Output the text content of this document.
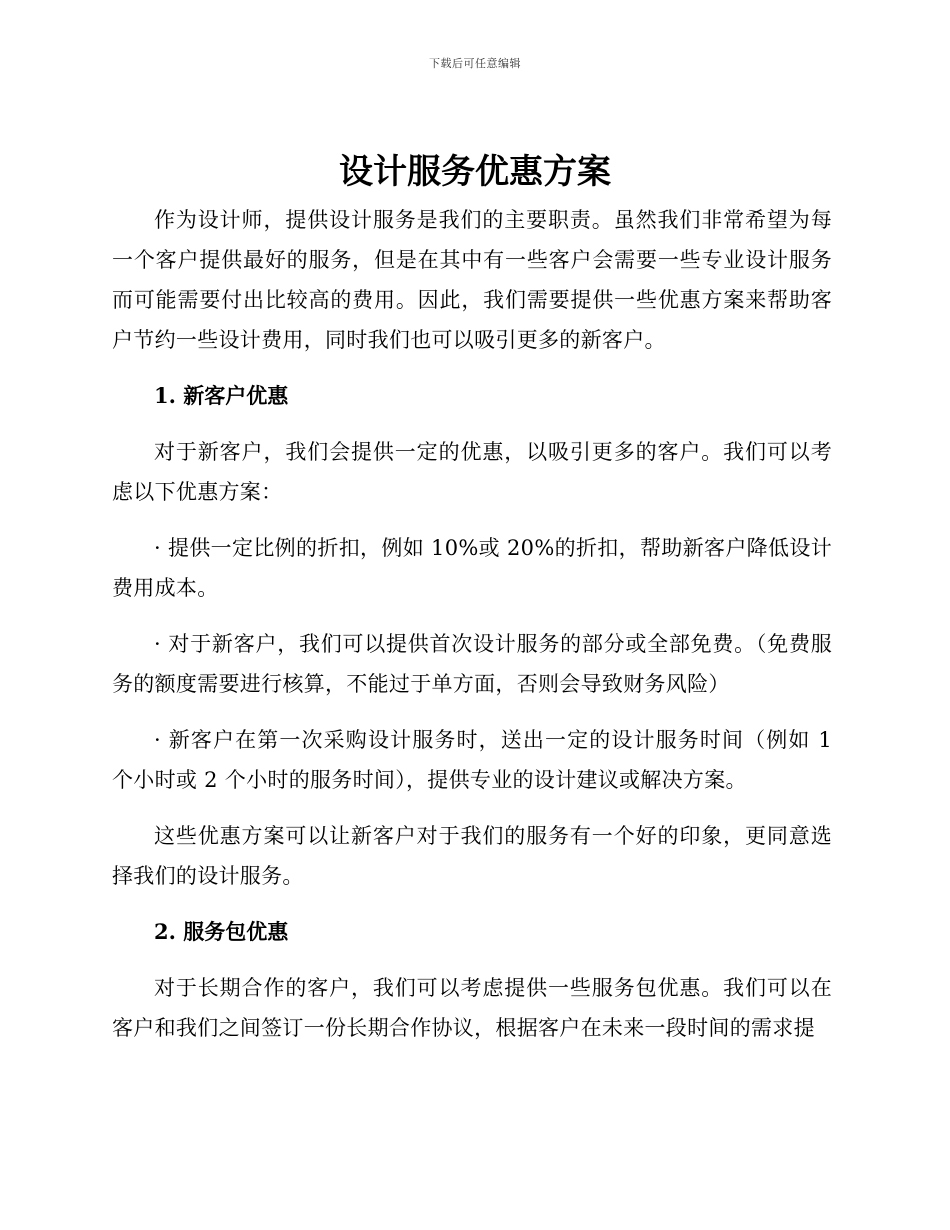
下载后可任意编辑
设计服务优惠方案

作为设计师，提供设计服务是我们的主要职责。虽然我们非常希望为每一个客户提供最好的服务，但是在其中有一些客户会需要一些专业设计服务而可能需要付出比较高的费用。因此，我们需要提供一些优惠方案来帮助客户节约一些设计费用，同时我们也可以吸引更多的新客户。

1. 新客户优惠

对于新客户，我们会提供一定的优惠，以吸引更多的客户。我们可以考虑以下优惠方案：

· 提供一定比例的折扣，例如 10%或 20%的折扣，帮助新客户降低设计费用成本。

· 对于新客户，我们可以提供首次设计服务的部分或全部免费。（免费服务的额度需要进行核算，不能过于单方面，否则会导致财务风险）

· 新客户在第一次采购设计服务时，送出一定的设计服务时间（例如 1 个小时或 2 个小时的服务时间），提供专业的设计建议或解决方案。

这些优惠方案可以让新客户对于我们的服务有一个好的印象，更同意选择我们的设计服务。

2. 服务包优惠

对于长期合作的客户，我们可以考虑提供一些服务包优惠。我们可以在客户和我们之间签订一份长期合作协议，根据客户在未来一段时间的需求提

☆ ☆ ☆ ☆ ☆ ☆ ☆

What is asked. Repeat the material above in full and exactly, omitting the pictures.

Task answer.
Output the text content of this document.
下载后可任意编辑
设计服务优惠方案

作为设计师，提供设计服务是我们的主要职责。虽然我们非常希望为每一个客户提供最好的服务，但是在其中有一些客户会需要一些专业设计服务而可能需要付出比较高的费用。因此，我们需要提供一些优惠方案来帮助客户节约一些设计费用，同时我们也可以吸引更多的新客户。

1. 新客户优惠

对于新客户，我们会提供一定的优惠，以吸引更多的客户。我们可以考虑以下优惠方案：

· 提供一定比例的折扣，例如 10%或 20%的折扣，帮助新客户降低设计费用成本。

· 对于新客户，我们可以提供首次设计服务的部分或全部免费。（免费服务的额度需要进行核算，不能过于单方面，否则会导致财务风险）

· 新客户在第一次采购设计服务时，送出一定的设计服务时间（例如 1 个小时或 2 个小时的服务时间），提供专业的设计建议或解决方案。

这些优惠方案可以让新客户对于我们的服务有一个好的印象，更同意选择我们的设计服务。

2. 服务包优惠

对于长期合作的客户，我们可以考虑提供一些服务包优惠。我们可以在客户和我们之间签订一份长期合作协议，根据客户在未来一段时间的需求提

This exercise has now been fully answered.